*Written instruction*: Write out each line in which the string "riforma" is present.

[Data records]
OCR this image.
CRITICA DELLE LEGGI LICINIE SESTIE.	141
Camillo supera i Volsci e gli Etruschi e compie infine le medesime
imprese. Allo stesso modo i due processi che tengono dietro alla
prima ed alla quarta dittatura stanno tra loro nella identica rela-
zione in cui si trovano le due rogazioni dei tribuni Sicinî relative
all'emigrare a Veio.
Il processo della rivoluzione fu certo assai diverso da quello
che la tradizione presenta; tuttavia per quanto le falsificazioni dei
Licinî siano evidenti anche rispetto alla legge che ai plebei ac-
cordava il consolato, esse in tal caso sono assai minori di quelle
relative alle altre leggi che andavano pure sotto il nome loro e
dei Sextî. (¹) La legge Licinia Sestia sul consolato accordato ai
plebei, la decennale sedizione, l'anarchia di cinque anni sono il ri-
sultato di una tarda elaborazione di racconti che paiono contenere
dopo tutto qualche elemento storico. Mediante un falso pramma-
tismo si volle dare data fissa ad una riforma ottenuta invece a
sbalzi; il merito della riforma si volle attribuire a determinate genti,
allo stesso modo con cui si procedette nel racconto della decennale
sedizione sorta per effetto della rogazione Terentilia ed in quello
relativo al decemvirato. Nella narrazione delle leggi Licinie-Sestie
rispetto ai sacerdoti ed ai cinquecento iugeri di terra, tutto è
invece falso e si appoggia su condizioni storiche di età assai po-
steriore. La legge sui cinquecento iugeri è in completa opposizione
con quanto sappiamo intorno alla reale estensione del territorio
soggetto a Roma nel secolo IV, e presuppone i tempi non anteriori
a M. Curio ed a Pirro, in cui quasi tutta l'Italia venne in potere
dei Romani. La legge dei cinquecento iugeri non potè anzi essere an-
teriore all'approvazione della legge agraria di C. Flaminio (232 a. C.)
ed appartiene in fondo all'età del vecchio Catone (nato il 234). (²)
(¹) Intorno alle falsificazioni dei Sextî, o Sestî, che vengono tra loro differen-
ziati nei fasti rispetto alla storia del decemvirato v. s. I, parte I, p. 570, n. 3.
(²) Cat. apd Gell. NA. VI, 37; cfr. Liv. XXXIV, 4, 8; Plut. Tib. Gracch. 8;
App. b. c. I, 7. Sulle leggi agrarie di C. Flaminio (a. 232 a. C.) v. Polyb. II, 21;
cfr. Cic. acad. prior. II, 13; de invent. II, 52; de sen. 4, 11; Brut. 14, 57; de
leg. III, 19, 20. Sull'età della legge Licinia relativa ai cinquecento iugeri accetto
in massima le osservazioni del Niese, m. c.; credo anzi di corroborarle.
...
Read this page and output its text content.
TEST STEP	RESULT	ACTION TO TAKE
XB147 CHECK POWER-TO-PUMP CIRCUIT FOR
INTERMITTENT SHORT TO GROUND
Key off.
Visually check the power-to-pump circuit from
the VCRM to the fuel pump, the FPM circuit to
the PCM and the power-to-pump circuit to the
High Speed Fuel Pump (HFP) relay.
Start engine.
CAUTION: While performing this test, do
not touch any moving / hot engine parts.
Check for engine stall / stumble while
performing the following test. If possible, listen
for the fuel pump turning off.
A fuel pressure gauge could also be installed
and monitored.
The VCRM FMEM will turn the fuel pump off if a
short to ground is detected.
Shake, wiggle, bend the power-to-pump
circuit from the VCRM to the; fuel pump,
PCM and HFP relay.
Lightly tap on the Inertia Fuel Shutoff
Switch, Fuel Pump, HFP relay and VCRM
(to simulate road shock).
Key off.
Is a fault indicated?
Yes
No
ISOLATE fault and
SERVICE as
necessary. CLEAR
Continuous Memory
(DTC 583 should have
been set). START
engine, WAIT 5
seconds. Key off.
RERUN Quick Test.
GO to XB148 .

*Response to this exercise*:
tismo si volle dare data fissa ad una riforma ottenuta invece a
sbalzi; il merito della riforma si volle attribuire a determinate genti,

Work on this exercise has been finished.